## [What you have to do]
Output each entry below as it stands, leaving out every picture.

## [Dataset extract]

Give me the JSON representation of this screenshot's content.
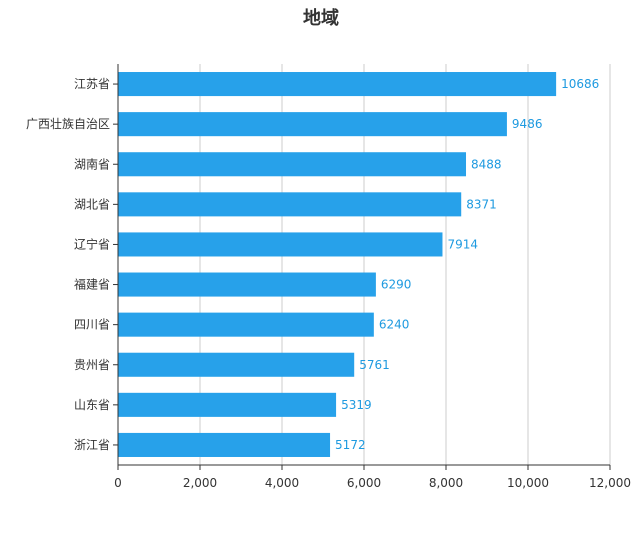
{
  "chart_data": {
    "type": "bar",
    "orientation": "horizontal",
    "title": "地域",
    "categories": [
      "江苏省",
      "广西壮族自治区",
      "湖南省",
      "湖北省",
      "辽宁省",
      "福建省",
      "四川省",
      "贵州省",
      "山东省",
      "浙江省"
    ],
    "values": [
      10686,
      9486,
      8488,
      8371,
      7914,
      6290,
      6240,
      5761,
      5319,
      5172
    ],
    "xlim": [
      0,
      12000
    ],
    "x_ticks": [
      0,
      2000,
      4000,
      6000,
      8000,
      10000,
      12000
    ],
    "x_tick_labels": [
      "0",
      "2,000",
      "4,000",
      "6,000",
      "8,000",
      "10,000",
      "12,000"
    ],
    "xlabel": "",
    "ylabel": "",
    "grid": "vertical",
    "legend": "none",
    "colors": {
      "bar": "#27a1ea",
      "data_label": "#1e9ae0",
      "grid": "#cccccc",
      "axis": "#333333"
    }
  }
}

## [Solved exercise]
Give me the JSON representation of this screenshot's content.
{
  "chart_data": {
    "type": "bar",
    "orientation": "horizontal",
    "title": "地域",
    "categories": [
      "江苏省",
      "广西壮族自治区",
      "湖南省",
      "湖北省",
      "辽宁省",
      "福建省",
      "四川省",
      "贵州省",
      "山东省",
      "浙江省"
    ],
    "values": [
      10686,
      9486,
      8488,
      8371,
      7914,
      6290,
      6240,
      5761,
      5319,
      5172
    ],
    "xlim": [
      0,
      12000
    ],
    "x_ticks": [
      0,
      2000,
      4000,
      6000,
      8000,
      10000,
      12000
    ],
    "x_tick_labels": [
      "0",
      "2,000",
      "4,000",
      "6,000",
      "8,000",
      "10,000",
      "12,000"
    ],
    "xlabel": "",
    "ylabel": "",
    "grid": "vertical",
    "legend": "none",
    "colors": {
      "bar": "#27a1ea",
      "data_label": "#1e9ae0",
      "grid": "#cccccc",
      "axis": "#333333"
    }
  }
}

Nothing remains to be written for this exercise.